Short task
Write out each line from the data below that includes the word "ненасыщенный".

Dataset items
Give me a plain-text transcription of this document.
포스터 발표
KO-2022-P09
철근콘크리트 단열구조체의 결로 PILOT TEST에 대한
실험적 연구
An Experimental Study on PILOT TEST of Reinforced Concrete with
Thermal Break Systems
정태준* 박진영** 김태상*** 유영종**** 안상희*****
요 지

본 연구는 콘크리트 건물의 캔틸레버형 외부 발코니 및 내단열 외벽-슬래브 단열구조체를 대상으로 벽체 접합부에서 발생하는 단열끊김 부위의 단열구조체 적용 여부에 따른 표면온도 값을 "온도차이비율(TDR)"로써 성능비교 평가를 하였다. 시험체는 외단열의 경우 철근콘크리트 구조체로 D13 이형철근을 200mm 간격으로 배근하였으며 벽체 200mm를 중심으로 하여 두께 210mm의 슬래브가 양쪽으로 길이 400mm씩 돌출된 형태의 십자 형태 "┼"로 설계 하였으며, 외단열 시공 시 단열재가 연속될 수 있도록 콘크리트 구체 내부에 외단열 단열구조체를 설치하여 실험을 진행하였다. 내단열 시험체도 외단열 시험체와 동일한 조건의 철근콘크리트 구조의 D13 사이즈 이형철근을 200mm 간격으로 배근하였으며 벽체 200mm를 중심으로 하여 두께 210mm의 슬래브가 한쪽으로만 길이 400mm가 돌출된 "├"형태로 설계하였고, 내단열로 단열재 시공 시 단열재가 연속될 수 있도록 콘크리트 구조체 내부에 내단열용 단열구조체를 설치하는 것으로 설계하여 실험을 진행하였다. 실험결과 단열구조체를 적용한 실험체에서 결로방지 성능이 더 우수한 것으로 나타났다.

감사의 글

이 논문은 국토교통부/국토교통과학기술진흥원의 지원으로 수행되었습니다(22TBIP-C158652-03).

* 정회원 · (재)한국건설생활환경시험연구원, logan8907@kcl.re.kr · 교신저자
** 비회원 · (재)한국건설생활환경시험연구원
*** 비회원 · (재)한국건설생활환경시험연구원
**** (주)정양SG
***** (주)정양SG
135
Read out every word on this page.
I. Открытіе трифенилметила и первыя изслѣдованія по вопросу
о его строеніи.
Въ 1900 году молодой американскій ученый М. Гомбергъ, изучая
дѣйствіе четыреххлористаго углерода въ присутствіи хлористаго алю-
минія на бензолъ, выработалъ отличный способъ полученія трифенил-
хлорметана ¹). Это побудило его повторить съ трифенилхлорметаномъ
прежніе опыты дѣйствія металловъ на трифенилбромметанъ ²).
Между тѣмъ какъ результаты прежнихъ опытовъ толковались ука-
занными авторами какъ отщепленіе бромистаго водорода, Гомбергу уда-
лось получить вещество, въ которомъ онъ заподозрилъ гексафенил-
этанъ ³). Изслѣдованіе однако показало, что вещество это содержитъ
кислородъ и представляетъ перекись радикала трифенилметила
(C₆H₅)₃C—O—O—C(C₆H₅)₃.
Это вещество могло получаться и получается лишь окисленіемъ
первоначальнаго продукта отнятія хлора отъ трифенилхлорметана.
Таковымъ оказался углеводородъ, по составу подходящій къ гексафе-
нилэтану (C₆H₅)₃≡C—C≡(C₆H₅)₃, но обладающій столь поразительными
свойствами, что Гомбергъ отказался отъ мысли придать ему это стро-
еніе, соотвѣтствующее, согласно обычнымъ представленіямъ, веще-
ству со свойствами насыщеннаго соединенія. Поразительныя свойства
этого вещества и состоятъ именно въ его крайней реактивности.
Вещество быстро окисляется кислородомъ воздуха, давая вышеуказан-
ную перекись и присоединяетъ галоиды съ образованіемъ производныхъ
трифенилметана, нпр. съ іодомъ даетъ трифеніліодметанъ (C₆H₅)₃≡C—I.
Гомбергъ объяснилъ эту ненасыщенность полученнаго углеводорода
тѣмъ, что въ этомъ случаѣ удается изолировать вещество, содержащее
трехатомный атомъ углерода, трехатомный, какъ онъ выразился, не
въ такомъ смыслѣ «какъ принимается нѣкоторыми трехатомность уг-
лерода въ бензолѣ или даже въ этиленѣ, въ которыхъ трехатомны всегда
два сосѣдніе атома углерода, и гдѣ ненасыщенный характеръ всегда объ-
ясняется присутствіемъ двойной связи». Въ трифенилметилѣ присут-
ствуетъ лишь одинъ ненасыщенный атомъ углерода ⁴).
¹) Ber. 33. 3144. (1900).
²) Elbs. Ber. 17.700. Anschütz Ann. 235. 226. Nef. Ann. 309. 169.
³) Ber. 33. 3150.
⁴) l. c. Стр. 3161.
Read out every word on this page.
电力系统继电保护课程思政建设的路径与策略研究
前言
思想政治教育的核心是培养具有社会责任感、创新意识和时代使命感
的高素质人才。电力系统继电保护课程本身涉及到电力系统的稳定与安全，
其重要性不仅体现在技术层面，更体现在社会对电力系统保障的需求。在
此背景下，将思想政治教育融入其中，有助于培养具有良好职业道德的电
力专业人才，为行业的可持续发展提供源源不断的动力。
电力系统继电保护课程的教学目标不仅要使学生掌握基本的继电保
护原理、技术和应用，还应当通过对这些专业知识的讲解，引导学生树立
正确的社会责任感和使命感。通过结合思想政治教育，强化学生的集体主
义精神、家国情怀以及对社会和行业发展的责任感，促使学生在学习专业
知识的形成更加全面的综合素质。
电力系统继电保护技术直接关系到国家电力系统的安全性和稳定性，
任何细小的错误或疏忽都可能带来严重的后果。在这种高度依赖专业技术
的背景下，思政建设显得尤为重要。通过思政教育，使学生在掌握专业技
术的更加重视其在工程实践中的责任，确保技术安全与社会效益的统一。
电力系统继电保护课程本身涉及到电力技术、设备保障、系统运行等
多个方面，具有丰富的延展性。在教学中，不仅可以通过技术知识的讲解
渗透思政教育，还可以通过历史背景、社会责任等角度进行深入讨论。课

---

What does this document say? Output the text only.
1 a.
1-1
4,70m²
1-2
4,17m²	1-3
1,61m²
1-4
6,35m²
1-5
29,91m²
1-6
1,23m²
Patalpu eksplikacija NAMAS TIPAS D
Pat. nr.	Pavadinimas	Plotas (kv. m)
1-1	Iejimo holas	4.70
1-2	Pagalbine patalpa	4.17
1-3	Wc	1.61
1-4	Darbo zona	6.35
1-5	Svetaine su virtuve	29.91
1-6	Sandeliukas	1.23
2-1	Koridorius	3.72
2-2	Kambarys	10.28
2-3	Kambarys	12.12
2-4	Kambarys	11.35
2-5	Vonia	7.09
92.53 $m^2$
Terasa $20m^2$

Right answer
два сосѣдніе атома углерода, и гдѣ ненасыщенный характеръ всегда объ-
ствуетъ лишь одинъ ненасыщенный атомъ углерода ⁴).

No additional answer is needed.